Written task → Copy every line that holds "Temperature".

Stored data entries

════════════════════

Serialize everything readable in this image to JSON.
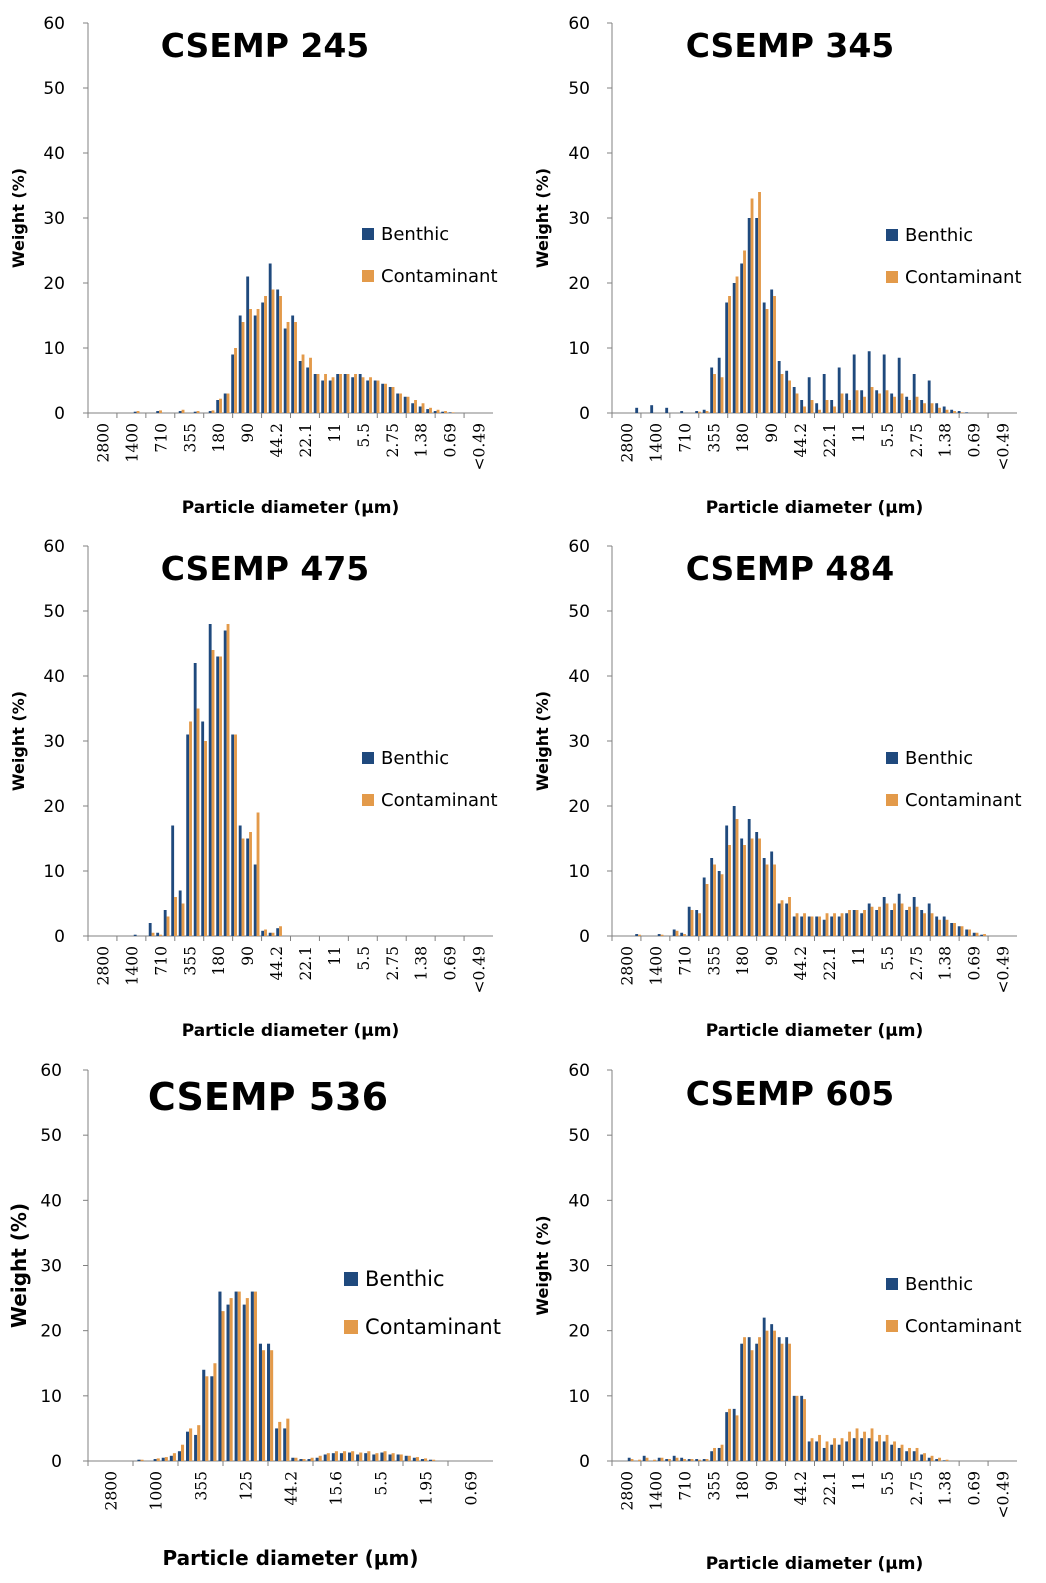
{
  "legend": {
    "benthic_label": "Benthic",
    "contaminant_label": "Contaminant",
    "benthic_color": "#1F497D",
    "contaminant_color": "#E39A4A"
  },
  "chart_data": [
    {
      "type": "bar",
      "title": "CSEMP 245",
      "xlabel": "Particle diameter (µm)",
      "ylabel": "Weight (%)",
      "ylim": [
        0,
        60
      ],
      "yticks": [
        0,
        10,
        20,
        30,
        40,
        50,
        60
      ],
      "xtick_labels": [
        "2800",
        "1400",
        "710",
        "355",
        "180",
        "90",
        "44.2",
        "22.1",
        "11",
        "5.5",
        "2.75",
        "1.38",
        "0.69",
        "<0.49"
      ],
      "series": [
        {
          "name": "Benthic",
          "values": [
            0,
            0,
            0,
            0,
            0,
            0,
            0.2,
            0,
            0,
            0.3,
            0,
            0,
            0.3,
            0,
            0.2,
            0,
            0.3,
            2,
            3,
            9,
            15,
            21,
            15,
            17,
            23,
            19,
            13,
            15,
            8,
            7,
            6,
            5,
            5,
            6,
            6,
            5.5,
            6,
            5,
            5,
            4.5,
            4,
            3,
            2.5,
            1.5,
            1,
            0.6,
            0.3,
            0.2,
            0.1,
            0,
            0,
            0,
            0,
            0
          ]
        },
        {
          "name": "Contaminant",
          "values": [
            0,
            0,
            0,
            0,
            0,
            0,
            0.3,
            0,
            0,
            0.4,
            0,
            0,
            0.5,
            0,
            0.3,
            0,
            0.4,
            2.2,
            3,
            10,
            14,
            16,
            16,
            18,
            19,
            18,
            14,
            14,
            9,
            8.5,
            6,
            6,
            5.5,
            6,
            6,
            6,
            5.5,
            5.5,
            5,
            4.5,
            4,
            3,
            2.5,
            2,
            1.5,
            0.8,
            0.5,
            0.3,
            0.1,
            0,
            0,
            0,
            0,
            0
          ]
        }
      ],
      "legend_position": "right"
    },
    {
      "type": "bar",
      "title": "CSEMP 345",
      "xlabel": "Particle diameter (µm)",
      "ylabel": "Weight (%)",
      "ylim": [
        0,
        60
      ],
      "yticks": [
        0,
        10,
        20,
        30,
        40,
        50,
        60
      ],
      "xtick_labels": [
        "2800",
        "1400",
        "710",
        "355",
        "180",
        "90",
        "44.2",
        "22.1",
        "11",
        "5.5",
        "2.75",
        "1.38",
        "0.69",
        "<0.49"
      ],
      "series": [
        {
          "name": "Benthic",
          "values": [
            0,
            0,
            0,
            0.8,
            0,
            1.2,
            0,
            0.8,
            0,
            0.3,
            0,
            0.3,
            0.5,
            7,
            8.5,
            17,
            20,
            23,
            30,
            30,
            17,
            19,
            8,
            6.5,
            4,
            2,
            5.5,
            1.5,
            6,
            2,
            7,
            3,
            9,
            3.5,
            9.5,
            3.5,
            9,
            3,
            8.5,
            2.5,
            6,
            2,
            5,
            1.5,
            1,
            0.5,
            0.3,
            0.1,
            0,
            0,
            0,
            0,
            0,
            0
          ]
        },
        {
          "name": "Contaminant",
          "values": [
            0,
            0,
            0,
            0,
            0,
            0,
            0,
            0,
            0,
            0,
            0,
            0.2,
            0.3,
            6,
            5.5,
            18,
            21,
            25,
            33,
            34,
            16,
            18,
            6,
            5,
            3,
            1,
            2,
            0.5,
            2,
            1,
            3,
            2,
            3.5,
            2.5,
            4,
            3,
            3.5,
            2.5,
            3,
            2,
            2.5,
            1.5,
            1.5,
            0.8,
            0.5,
            0.3,
            0.1,
            0,
            0,
            0,
            0,
            0,
            0,
            0
          ]
        }
      ],
      "legend_position": "right"
    },
    {
      "type": "bar",
      "title": "CSEMP 475",
      "xlabel": "Particle diameter (µm)",
      "ylabel": "Weight (%)",
      "ylim": [
        0,
        60
      ],
      "yticks": [
        0,
        10,
        20,
        30,
        40,
        50,
        60
      ],
      "xtick_labels": [
        "2800",
        "1400",
        "710",
        "355",
        "180",
        "90",
        "44.2",
        "22.1",
        "11",
        "5.5",
        "2.75",
        "1.38",
        "0.69",
        "<0.49"
      ],
      "series": [
        {
          "name": "Benthic",
          "values": [
            0,
            0,
            0,
            0,
            0,
            0,
            0.2,
            0,
            2,
            0.5,
            4,
            17,
            7,
            31,
            42,
            33,
            48,
            43,
            47,
            31,
            17,
            15,
            11,
            0.8,
            0.5,
            1.2,
            0,
            0,
            0,
            0,
            0,
            0,
            0,
            0,
            0,
            0,
            0,
            0,
            0,
            0,
            0,
            0,
            0,
            0,
            0,
            0,
            0,
            0,
            0,
            0,
            0,
            0,
            0,
            0
          ]
        },
        {
          "name": "Contaminant",
          "values": [
            0,
            0,
            0,
            0,
            0,
            0,
            0,
            0,
            0.5,
            0.2,
            3,
            6,
            5,
            33,
            35,
            30,
            44,
            43,
            48,
            31,
            15,
            16,
            19,
            1,
            0.5,
            1.5,
            0,
            0,
            0,
            0,
            0,
            0,
            0,
            0,
            0,
            0,
            0,
            0,
            0,
            0,
            0,
            0,
            0,
            0,
            0,
            0,
            0,
            0,
            0,
            0,
            0,
            0,
            0,
            0
          ]
        }
      ],
      "legend_position": "right"
    },
    {
      "type": "bar",
      "title": "CSEMP 484",
      "xlabel": "Particle diameter (µm)",
      "ylabel": "Weight (%)",
      "ylim": [
        0,
        60
      ],
      "yticks": [
        0,
        10,
        20,
        30,
        40,
        50,
        60
      ],
      "xtick_labels": [
        "2800",
        "1400",
        "710",
        "355",
        "180",
        "90",
        "44.2",
        "22.1",
        "11",
        "5.5",
        "2.75",
        "1.38",
        "0.69",
        "<0.49"
      ],
      "series": [
        {
          "name": "Benthic",
          "values": [
            0,
            0,
            0,
            0.3,
            0,
            0,
            0.3,
            0,
            1,
            0.5,
            4.5,
            4,
            9,
            12,
            10,
            17,
            20,
            15,
            18,
            16,
            12,
            13,
            5,
            5,
            3,
            3,
            3,
            3,
            2.5,
            3,
            3,
            3.5,
            4,
            3.5,
            5,
            4,
            6,
            4,
            6.5,
            4,
            6,
            4,
            5,
            3,
            3,
            2,
            1.5,
            1,
            0.5,
            0.2,
            0,
            0,
            0,
            0
          ]
        },
        {
          "name": "Contaminant",
          "values": [
            0,
            0,
            0,
            0.2,
            0,
            0,
            0.2,
            0,
            0.8,
            0.3,
            4,
            3.5,
            8,
            11,
            9.5,
            14,
            18,
            14,
            15,
            15,
            11,
            11,
            5.5,
            6,
            3.5,
            3.5,
            3,
            3,
            3.5,
            3.5,
            3.5,
            4,
            4,
            4,
            4.5,
            4.5,
            5,
            5,
            5,
            4.5,
            4.5,
            3.5,
            3.5,
            2.5,
            2.5,
            2,
            1.5,
            1,
            0.5,
            0.3,
            0,
            0,
            0,
            0
          ]
        }
      ],
      "legend_position": "right"
    },
    {
      "type": "bar",
      "title": "CSEMP 536",
      "xlabel": "Particle diameter (µm)",
      "ylabel": "Weight (%)",
      "ylim": [
        0,
        60
      ],
      "yticks": [
        0,
        10,
        20,
        30,
        40,
        50,
        60
      ],
      "xtick_labels": [
        "2800",
        "1000",
        "355",
        "125",
        "44.2",
        "15.6",
        "5.5",
        "1.95",
        "0.69"
      ],
      "series": [
        {
          "name": "Benthic",
          "values": [
            0,
            0,
            0,
            0,
            0,
            0,
            0.2,
            0,
            0.3,
            0.5,
            0.8,
            1.5,
            4.5,
            4,
            14,
            13,
            26,
            24,
            26,
            24,
            26,
            18,
            18,
            5,
            5,
            0.5,
            0.3,
            0.3,
            0.5,
            1,
            1.2,
            1.2,
            1.3,
            1,
            1.2,
            1,
            1.3,
            1,
            1,
            0.8,
            0.5,
            0.3,
            0.2,
            0,
            0,
            0,
            0,
            0,
            0,
            0
          ]
        },
        {
          "name": "Contaminant",
          "values": [
            0,
            0,
            0,
            0,
            0,
            0,
            0.2,
            0,
            0.4,
            0.6,
            1.2,
            2.5,
            5,
            5.5,
            13,
            15,
            23,
            25,
            26,
            25,
            26,
            17,
            17,
            6,
            6.5,
            0.5,
            0.3,
            0.5,
            0.8,
            1.2,
            1.5,
            1.5,
            1.5,
            1.3,
            1.5,
            1.2,
            1.5,
            1.2,
            1,
            0.8,
            0.6,
            0.4,
            0.2,
            0,
            0,
            0,
            0,
            0,
            0,
            0
          ]
        }
      ],
      "legend_position": "right"
    },
    {
      "type": "bar",
      "title": "CSEMP 605",
      "xlabel": "Particle diameter (µm)",
      "ylabel": "Weight (%)",
      "ylim": [
        0,
        60
      ],
      "yticks": [
        0,
        10,
        20,
        30,
        40,
        50,
        60
      ],
      "xtick_labels": [
        "2800",
        "1400",
        "710",
        "355",
        "180",
        "90",
        "44.2",
        "22.1",
        "11",
        "5.5",
        "2.75",
        "1.38",
        "0.69",
        "<0.49"
      ],
      "series": [
        {
          "name": "Benthic",
          "values": [
            0,
            0,
            0.5,
            0,
            0.8,
            0,
            0.5,
            0.3,
            0.8,
            0.5,
            0.3,
            0.3,
            0.3,
            1.5,
            2,
            7.5,
            8,
            18,
            19,
            18,
            22,
            21,
            19,
            19,
            10,
            10,
            3,
            3,
            2,
            2.5,
            2.5,
            3,
            3.5,
            3.5,
            3.5,
            3,
            3,
            2.5,
            2,
            1.5,
            1.5,
            1,
            0.5,
            0.3,
            0.1,
            0,
            0,
            0,
            0,
            0,
            0,
            0,
            0,
            0
          ]
        },
        {
          "name": "Contaminant",
          "values": [
            0,
            0,
            0.3,
            0.2,
            0.5,
            0.2,
            0.5,
            0.3,
            0.5,
            0.3,
            0.3,
            0.2,
            0.3,
            2,
            2.5,
            8,
            7,
            19,
            17,
            19,
            20,
            20,
            18,
            18,
            10,
            9.5,
            3.5,
            4,
            3,
            3.5,
            3.5,
            4.5,
            5,
            4.5,
            5,
            4,
            4,
            3,
            2.5,
            2,
            2,
            1.2,
            0.8,
            0.5,
            0.2,
            0,
            0,
            0,
            0,
            0,
            0,
            0,
            0,
            0
          ]
        }
      ],
      "legend_position": "right"
    }
  ]
}
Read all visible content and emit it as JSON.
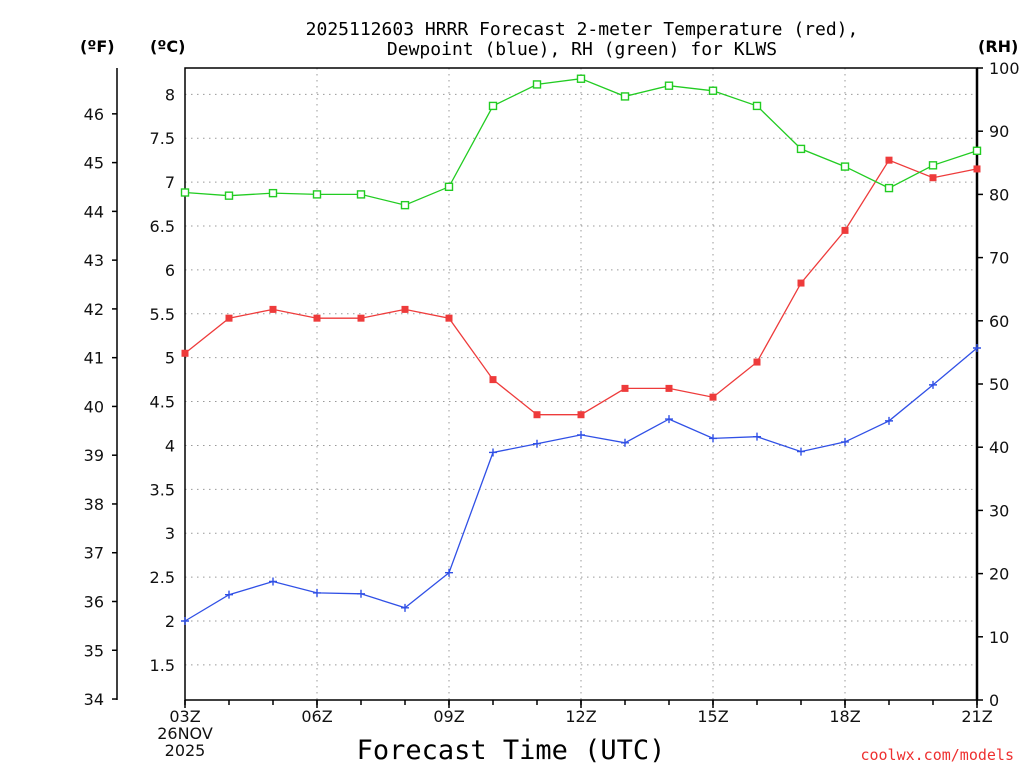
{
  "chart_data": {
    "type": "line",
    "title": "2025112603 HRRR Forecast 2-meter Temperature (red),",
    "subtitle": "Dewpoint (blue), RH (green) for KLWS",
    "xlabel": "Forecast Time (UTC)",
    "units": {
      "fahrenheit": "(ºF)",
      "celsius": "(ºC)",
      "rh": "(RH)"
    },
    "date_label": [
      "26NOV",
      "2025"
    ],
    "credit": "coolwx.com/models",
    "x": [
      "03Z",
      "04Z",
      "05Z",
      "06Z",
      "07Z",
      "08Z",
      "09Z",
      "10Z",
      "11Z",
      "12Z",
      "13Z",
      "14Z",
      "15Z",
      "16Z",
      "17Z",
      "18Z",
      "19Z",
      "20Z",
      "21Z"
    ],
    "x_ticks": [
      "03Z",
      "06Z",
      "09Z",
      "12Z",
      "15Z",
      "18Z",
      "21Z"
    ],
    "xlim": [
      0,
      18
    ],
    "celsius_axis": {
      "ylim": [
        1.1,
        8.3
      ],
      "ticks": [
        "1.5",
        "2",
        "2.5",
        "3",
        "3.5",
        "4",
        "4.5",
        "5",
        "5.5",
        "6",
        "6.5",
        "7",
        "7.5",
        "8"
      ]
    },
    "fahrenheit_axis": {
      "ylim": [
        33.98,
        46.94
      ],
      "ticks": [
        "34",
        "35",
        "36",
        "37",
        "38",
        "39",
        "40",
        "41",
        "42",
        "43",
        "44",
        "45",
        "46"
      ]
    },
    "rh_axis": {
      "ylim": [
        0,
        100
      ],
      "ticks": [
        "0",
        "10",
        "20",
        "30",
        "40",
        "50",
        "60",
        "70",
        "80",
        "90",
        "100"
      ]
    },
    "series": [
      {
        "name": "Temperature",
        "axis": "celsius",
        "color": "#ee3b3b",
        "marker": "filled-square",
        "values": [
          5.05,
          5.45,
          5.55,
          5.45,
          5.45,
          5.55,
          5.45,
          4.75,
          4.35,
          4.35,
          4.65,
          4.65,
          4.55,
          4.95,
          5.85,
          6.45,
          7.25,
          7.05,
          7.15
        ]
      },
      {
        "name": "Dewpoint",
        "axis": "celsius",
        "color": "#3050e6",
        "marker": "plus",
        "values": [
          2.0,
          2.3,
          2.45,
          2.32,
          2.31,
          2.15,
          2.55,
          3.92,
          4.02,
          4.12,
          4.03,
          4.3,
          4.08,
          4.1,
          3.93,
          4.04,
          4.28,
          4.69,
          5.11
        ]
      },
      {
        "name": "RH",
        "axis": "rh",
        "color": "#22cc22",
        "marker": "open-square",
        "values": [
          80.3,
          79.8,
          80.2,
          80.0,
          80.0,
          78.3,
          81.2,
          94.0,
          97.4,
          98.3,
          95.5,
          97.2,
          96.4,
          94.0,
          87.2,
          84.4,
          81.0,
          84.6,
          86.9
        ]
      }
    ]
  }
}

════════════════════

Exercise solution →
    "title": "2025112603 HRRR Forecast 2-meter Temperature (red),",
        "name": "Temperature",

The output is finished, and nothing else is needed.